(Records that describe figures)

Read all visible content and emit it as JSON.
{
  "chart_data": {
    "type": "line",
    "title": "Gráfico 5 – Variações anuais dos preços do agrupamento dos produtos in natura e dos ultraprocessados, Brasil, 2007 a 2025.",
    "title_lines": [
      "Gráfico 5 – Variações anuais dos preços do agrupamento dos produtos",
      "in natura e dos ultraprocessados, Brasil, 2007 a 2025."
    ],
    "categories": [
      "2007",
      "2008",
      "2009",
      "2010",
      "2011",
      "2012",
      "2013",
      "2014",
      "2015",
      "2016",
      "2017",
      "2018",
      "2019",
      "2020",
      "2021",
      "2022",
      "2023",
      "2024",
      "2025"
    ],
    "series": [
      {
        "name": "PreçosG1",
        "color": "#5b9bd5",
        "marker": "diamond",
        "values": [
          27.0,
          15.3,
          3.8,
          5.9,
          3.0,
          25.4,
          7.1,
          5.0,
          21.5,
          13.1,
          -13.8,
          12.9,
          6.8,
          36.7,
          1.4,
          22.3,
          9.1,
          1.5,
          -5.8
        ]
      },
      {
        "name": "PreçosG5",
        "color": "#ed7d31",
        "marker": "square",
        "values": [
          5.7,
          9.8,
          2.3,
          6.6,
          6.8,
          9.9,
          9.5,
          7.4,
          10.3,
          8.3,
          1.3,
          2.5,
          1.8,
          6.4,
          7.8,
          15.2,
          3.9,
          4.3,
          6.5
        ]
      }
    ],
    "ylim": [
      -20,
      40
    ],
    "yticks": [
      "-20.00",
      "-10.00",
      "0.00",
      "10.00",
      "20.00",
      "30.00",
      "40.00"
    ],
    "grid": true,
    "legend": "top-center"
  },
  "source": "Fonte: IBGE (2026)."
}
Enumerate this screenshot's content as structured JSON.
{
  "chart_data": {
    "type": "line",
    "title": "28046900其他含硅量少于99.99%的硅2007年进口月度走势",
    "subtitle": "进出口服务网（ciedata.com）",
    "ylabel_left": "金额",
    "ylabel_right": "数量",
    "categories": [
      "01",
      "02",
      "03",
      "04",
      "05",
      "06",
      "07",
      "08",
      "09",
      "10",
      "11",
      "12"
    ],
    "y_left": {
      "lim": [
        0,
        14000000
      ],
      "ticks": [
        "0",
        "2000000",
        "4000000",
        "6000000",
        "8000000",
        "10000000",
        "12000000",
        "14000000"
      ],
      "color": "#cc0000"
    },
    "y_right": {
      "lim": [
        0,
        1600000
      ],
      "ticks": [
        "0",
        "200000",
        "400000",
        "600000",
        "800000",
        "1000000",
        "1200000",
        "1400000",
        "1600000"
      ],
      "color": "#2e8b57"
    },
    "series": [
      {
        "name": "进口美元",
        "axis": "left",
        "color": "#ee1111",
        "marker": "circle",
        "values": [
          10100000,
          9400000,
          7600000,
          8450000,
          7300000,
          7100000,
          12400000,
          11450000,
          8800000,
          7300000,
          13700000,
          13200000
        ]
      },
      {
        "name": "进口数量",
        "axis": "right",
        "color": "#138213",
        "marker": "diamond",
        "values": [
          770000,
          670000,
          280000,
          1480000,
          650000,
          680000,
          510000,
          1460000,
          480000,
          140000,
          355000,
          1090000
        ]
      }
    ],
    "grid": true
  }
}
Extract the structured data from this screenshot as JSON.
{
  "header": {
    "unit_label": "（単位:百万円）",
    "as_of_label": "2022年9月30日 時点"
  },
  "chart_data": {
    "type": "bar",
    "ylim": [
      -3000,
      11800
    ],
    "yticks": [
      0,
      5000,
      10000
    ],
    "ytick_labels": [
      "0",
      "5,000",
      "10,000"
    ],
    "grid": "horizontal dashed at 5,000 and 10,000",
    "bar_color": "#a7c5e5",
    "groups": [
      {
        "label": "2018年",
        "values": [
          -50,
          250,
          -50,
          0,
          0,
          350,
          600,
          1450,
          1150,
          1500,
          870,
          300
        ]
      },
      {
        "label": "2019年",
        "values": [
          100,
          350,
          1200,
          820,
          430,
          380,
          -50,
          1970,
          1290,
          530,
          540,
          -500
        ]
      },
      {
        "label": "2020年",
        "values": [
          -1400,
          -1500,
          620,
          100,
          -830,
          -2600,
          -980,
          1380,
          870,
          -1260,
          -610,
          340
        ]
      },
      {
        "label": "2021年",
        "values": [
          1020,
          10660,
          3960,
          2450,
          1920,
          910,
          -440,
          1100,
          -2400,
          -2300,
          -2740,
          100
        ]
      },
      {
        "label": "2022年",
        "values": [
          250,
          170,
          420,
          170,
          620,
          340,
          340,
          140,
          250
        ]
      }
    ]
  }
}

■ Problem details:
Which lines in the listing above hold the word "natura"? Show each of them.

■ Answer to the problem:
    "title": "Gráfico 5 – Variações anuais dos preços do agrupamento dos produtos in natura e dos ultraprocessados, Brasil, 2007 a 2025.",
      "in natura e dos ultraprocessados, Brasil, 2007 a 2025."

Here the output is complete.